Records from a data source:
· · · ·

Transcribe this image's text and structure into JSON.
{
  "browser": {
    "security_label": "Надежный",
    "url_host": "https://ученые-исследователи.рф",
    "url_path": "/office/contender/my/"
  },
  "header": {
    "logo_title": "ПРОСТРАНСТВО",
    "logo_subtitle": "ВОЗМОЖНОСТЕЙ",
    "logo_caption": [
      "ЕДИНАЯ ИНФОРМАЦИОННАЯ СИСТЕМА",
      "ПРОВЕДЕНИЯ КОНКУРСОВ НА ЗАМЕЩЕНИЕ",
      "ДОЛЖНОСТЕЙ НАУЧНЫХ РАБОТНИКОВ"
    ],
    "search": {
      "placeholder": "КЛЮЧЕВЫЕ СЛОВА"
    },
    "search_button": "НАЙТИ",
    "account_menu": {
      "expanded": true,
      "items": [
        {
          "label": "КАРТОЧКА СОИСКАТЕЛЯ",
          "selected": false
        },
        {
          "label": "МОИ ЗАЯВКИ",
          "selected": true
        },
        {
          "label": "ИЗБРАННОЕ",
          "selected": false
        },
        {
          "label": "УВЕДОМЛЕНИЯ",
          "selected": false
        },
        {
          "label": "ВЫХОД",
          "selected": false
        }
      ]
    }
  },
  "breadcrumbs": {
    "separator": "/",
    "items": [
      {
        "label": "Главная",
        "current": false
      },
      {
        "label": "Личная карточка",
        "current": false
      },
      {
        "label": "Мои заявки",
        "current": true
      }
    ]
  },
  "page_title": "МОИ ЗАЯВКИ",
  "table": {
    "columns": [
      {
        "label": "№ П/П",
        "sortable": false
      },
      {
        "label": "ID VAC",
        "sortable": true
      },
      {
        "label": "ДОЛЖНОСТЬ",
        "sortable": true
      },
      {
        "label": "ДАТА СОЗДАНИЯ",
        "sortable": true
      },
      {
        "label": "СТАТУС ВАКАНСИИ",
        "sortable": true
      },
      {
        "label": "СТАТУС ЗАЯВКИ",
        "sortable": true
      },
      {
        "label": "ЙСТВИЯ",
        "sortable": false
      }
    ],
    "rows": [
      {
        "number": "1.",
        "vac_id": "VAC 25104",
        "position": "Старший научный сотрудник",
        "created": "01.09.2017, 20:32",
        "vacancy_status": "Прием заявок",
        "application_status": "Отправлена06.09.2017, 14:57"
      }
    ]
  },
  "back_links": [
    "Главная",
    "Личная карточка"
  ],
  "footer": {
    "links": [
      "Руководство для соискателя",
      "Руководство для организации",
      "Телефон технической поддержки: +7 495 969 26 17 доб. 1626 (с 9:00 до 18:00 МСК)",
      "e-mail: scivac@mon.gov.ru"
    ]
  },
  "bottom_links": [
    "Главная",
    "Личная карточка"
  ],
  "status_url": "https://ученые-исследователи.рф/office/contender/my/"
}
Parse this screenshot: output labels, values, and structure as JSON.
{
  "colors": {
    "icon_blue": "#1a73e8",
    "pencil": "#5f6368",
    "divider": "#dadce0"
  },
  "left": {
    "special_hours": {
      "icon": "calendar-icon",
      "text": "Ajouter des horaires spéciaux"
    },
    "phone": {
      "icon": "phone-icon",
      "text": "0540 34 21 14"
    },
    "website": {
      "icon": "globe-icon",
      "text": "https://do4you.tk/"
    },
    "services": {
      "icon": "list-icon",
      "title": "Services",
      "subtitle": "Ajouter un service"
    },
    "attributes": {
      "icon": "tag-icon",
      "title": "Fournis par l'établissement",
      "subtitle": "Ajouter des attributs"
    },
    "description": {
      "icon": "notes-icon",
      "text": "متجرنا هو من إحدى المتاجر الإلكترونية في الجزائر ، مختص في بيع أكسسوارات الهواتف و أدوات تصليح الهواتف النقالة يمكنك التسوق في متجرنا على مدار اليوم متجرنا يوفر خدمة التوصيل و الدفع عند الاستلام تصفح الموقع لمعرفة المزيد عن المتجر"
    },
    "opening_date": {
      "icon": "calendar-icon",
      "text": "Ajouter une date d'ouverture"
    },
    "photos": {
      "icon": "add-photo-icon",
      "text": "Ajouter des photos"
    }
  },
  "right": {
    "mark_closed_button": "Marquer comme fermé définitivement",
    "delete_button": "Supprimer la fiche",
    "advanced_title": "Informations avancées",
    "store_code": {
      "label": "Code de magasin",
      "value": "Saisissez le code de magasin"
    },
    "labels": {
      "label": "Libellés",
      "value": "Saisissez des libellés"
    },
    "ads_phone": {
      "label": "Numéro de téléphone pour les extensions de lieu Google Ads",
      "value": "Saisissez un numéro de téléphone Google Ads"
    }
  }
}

· · · ·

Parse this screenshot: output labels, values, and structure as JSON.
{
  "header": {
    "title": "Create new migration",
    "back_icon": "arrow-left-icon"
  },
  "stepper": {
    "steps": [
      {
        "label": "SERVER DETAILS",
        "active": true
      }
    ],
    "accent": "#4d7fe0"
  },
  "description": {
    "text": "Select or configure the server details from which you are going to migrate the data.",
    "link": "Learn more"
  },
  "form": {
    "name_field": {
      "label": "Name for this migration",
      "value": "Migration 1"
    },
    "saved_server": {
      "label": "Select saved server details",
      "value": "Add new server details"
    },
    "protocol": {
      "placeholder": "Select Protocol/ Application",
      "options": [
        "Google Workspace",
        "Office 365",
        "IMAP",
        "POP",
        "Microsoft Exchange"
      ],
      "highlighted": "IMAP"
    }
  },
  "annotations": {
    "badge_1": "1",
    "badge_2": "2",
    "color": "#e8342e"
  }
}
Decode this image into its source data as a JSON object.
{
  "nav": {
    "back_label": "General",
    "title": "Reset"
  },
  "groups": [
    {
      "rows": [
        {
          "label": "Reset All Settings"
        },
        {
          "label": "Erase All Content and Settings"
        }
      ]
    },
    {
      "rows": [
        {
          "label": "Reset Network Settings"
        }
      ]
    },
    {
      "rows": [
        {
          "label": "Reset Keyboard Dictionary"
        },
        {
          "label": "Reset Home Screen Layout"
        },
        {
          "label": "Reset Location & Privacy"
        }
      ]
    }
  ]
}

· · · ·

Pick out each line in the material containing "СТАТУС".

Reply to the task:
        "label": "СТАТУС ВАКАНСИИ",
        "label": "СТАТУС ЗАЯВКИ",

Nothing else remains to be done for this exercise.